··· Records provided

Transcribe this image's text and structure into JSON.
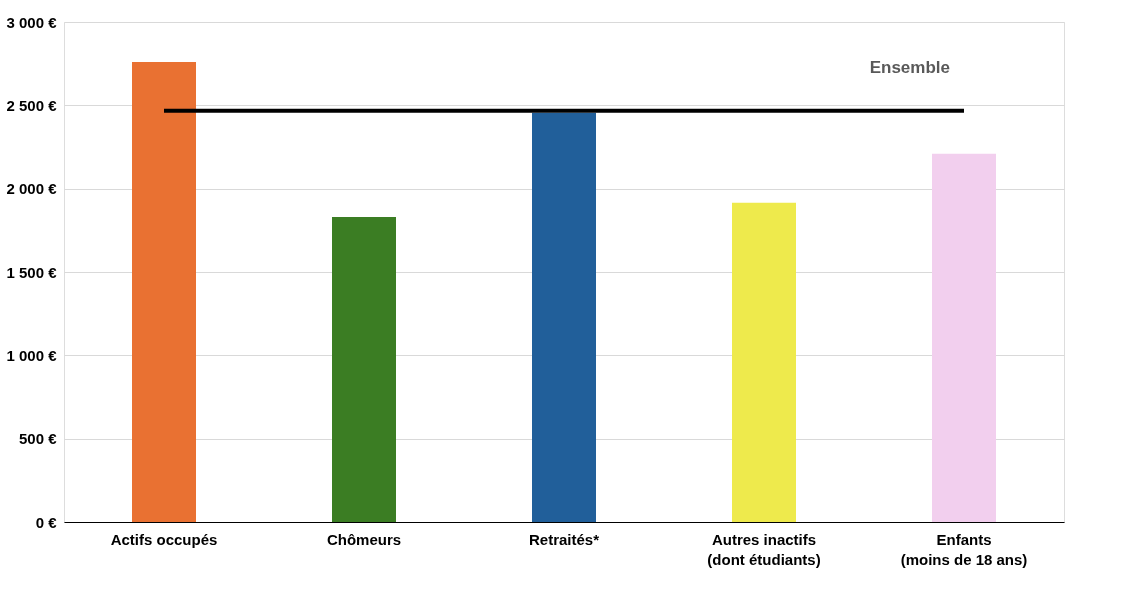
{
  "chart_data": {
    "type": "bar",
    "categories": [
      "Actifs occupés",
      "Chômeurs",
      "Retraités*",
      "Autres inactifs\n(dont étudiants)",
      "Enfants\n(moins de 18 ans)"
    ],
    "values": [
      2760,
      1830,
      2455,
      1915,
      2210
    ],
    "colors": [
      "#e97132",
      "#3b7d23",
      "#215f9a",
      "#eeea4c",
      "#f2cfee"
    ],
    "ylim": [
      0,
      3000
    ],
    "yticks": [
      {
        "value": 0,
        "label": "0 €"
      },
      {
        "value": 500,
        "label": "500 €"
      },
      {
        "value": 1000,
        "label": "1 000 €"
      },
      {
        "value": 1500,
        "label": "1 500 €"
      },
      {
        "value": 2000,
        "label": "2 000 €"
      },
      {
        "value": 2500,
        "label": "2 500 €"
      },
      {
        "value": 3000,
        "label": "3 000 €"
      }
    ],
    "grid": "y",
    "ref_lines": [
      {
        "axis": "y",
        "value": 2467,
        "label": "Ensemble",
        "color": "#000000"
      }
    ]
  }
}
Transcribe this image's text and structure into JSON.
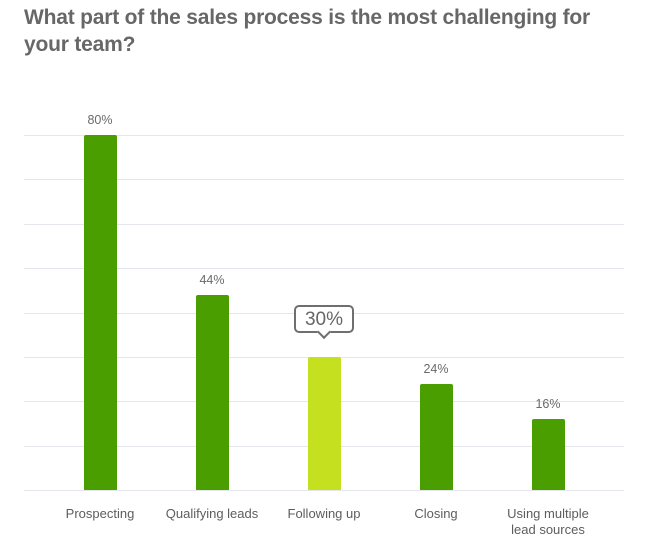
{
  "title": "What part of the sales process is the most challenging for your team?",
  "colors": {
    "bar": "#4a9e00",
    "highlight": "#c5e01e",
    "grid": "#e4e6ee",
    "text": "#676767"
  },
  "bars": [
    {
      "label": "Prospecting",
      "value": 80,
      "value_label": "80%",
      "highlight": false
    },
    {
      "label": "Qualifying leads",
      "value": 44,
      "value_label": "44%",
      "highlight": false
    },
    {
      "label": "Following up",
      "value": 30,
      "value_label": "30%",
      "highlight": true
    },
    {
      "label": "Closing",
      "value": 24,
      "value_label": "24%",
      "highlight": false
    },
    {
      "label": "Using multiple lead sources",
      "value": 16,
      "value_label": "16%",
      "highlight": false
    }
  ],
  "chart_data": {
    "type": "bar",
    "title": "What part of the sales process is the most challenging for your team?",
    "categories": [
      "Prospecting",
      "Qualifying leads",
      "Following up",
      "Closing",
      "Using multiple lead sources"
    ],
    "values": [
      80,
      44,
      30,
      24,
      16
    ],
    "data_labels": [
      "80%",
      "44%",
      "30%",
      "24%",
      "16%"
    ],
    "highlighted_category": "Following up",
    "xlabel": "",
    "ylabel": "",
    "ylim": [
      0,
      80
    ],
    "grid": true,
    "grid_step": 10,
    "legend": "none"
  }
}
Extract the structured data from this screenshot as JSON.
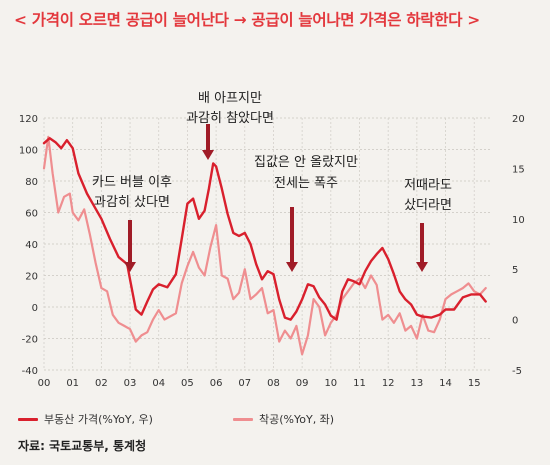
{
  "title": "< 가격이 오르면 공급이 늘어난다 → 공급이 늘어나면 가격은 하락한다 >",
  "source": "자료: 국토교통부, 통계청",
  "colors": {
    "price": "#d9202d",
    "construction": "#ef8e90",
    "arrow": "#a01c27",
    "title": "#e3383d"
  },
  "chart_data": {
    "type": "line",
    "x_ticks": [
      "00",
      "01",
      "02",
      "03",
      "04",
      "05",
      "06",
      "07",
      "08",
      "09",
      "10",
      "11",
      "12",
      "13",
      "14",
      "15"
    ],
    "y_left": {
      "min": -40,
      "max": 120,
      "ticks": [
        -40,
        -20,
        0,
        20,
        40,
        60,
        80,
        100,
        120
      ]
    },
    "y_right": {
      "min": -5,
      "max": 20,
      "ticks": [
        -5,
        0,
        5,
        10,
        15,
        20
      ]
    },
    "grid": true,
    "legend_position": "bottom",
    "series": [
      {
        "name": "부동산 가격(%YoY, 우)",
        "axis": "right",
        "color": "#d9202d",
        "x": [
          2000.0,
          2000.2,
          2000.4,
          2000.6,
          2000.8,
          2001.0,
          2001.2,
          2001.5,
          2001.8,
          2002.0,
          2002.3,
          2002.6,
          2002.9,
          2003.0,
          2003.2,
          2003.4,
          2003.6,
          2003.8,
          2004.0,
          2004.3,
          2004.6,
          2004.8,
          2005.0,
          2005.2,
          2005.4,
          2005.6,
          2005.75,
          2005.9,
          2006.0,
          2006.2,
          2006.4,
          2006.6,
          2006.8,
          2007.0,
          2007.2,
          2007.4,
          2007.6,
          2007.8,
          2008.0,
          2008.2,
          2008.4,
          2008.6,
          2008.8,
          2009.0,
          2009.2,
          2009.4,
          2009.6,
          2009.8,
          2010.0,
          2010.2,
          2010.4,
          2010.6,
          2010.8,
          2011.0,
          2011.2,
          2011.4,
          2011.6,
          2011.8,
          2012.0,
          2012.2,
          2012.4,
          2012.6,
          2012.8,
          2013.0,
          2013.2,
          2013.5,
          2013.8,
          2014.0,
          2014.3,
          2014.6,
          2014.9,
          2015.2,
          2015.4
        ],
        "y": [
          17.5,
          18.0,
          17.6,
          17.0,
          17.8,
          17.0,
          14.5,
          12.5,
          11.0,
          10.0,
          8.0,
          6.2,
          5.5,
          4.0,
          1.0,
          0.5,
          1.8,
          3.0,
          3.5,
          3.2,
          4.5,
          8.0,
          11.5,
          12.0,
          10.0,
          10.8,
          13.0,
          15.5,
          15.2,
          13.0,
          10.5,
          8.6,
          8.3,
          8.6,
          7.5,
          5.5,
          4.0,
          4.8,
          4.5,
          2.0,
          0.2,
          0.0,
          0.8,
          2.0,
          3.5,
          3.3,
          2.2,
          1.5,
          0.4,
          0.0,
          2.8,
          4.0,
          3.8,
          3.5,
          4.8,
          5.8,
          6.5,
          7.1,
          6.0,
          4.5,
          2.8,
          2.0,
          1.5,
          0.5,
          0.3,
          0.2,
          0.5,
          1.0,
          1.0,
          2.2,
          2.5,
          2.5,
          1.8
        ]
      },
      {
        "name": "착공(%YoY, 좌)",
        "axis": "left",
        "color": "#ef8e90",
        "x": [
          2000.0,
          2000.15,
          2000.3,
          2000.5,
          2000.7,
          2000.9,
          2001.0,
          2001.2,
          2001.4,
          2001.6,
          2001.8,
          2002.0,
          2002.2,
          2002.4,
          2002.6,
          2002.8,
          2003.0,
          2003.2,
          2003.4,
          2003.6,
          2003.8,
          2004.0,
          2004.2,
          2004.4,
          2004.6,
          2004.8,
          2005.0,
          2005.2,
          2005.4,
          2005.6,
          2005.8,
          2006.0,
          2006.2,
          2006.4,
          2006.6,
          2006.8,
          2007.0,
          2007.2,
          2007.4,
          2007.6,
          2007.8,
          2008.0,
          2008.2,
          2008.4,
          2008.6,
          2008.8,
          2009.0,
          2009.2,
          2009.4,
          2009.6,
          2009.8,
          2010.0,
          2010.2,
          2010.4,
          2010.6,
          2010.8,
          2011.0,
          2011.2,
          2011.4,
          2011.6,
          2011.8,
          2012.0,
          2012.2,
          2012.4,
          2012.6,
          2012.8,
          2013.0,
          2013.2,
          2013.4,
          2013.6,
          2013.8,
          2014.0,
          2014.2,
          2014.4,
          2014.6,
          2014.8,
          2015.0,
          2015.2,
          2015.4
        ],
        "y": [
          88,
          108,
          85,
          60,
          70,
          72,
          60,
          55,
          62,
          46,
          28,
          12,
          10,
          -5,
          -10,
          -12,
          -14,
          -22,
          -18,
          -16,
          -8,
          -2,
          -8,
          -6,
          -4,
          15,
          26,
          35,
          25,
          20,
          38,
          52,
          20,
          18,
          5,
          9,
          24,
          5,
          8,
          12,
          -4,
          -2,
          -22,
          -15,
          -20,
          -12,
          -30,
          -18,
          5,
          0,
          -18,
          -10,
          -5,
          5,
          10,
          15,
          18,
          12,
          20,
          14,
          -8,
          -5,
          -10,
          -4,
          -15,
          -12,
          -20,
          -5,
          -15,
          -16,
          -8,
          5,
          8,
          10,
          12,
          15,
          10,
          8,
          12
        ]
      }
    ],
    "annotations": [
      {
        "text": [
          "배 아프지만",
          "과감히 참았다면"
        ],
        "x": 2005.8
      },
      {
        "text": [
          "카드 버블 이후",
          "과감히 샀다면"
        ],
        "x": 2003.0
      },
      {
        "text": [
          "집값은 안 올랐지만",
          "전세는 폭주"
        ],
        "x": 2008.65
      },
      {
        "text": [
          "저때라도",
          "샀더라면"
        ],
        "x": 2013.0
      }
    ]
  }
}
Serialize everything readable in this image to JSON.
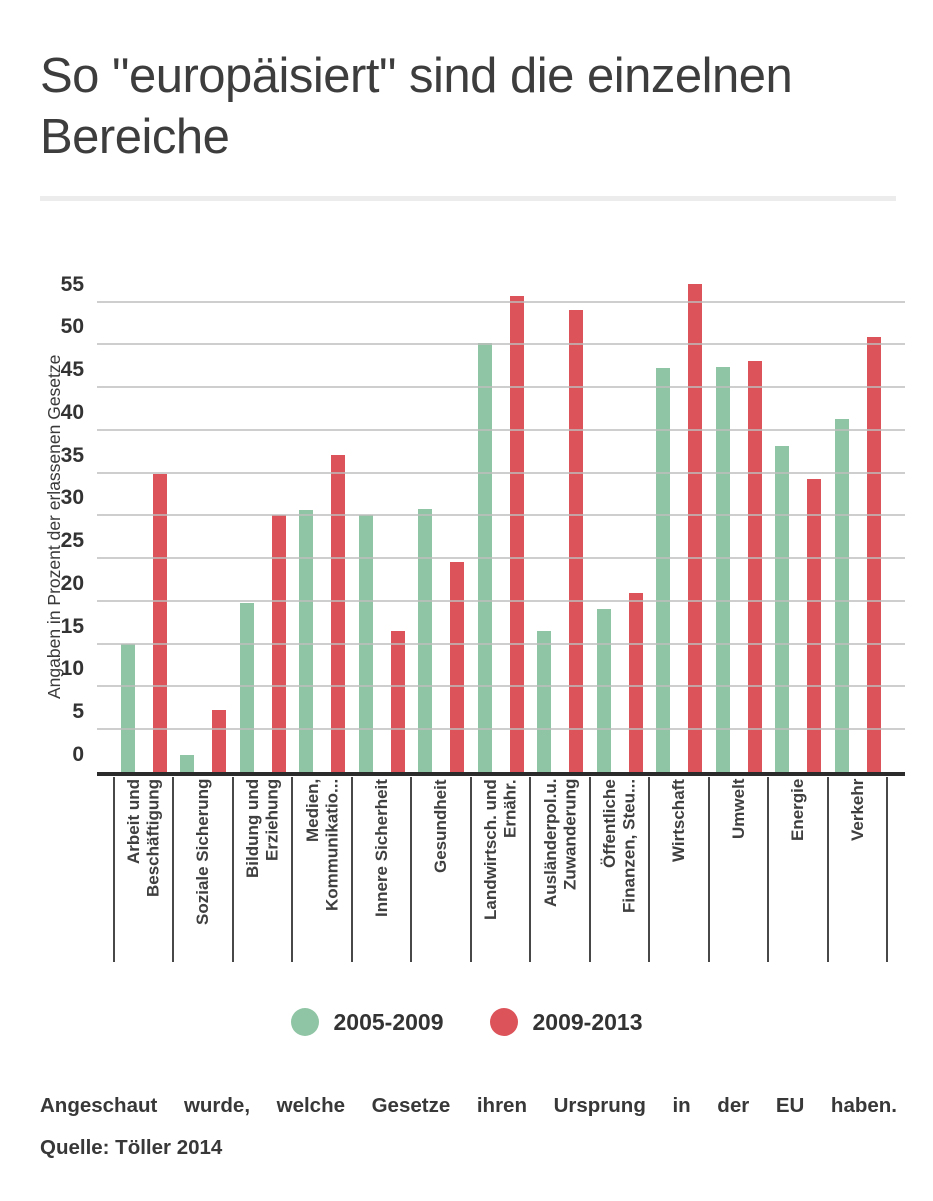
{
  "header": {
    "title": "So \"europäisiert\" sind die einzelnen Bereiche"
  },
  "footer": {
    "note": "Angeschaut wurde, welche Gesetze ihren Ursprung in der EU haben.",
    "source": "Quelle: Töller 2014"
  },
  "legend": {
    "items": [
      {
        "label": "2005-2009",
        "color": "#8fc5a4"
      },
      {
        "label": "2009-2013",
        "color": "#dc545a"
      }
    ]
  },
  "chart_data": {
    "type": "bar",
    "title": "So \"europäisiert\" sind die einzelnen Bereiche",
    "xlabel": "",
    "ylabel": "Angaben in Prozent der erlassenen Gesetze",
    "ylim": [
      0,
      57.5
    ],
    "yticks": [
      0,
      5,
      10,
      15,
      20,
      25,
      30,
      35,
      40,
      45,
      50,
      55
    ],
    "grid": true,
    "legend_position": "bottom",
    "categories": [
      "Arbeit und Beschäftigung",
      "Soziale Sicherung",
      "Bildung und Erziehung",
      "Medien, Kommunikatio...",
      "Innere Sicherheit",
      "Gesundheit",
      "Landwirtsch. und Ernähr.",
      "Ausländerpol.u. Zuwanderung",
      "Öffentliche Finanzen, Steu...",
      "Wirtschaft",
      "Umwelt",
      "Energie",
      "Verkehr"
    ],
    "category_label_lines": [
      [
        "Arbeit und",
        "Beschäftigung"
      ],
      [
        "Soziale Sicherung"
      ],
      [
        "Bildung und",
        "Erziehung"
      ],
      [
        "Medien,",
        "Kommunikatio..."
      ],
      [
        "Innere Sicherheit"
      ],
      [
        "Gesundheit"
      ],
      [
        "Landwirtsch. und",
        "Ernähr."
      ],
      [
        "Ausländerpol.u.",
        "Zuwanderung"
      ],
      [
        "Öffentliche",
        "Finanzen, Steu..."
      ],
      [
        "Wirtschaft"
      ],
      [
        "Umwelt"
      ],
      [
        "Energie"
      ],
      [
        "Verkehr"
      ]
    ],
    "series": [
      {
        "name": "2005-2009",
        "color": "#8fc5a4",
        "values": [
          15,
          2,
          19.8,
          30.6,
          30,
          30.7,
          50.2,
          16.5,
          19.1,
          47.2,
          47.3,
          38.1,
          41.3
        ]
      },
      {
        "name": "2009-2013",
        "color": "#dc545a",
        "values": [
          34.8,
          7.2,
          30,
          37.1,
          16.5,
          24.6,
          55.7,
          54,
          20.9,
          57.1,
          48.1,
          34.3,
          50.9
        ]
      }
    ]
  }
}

······

[Work to do] Copy out every line with the word "team".

[Task answer]
  "title": "What part of the sales process is the most challenging for your team?",
    "title": "What part of the sales process is the most challenging for your team?",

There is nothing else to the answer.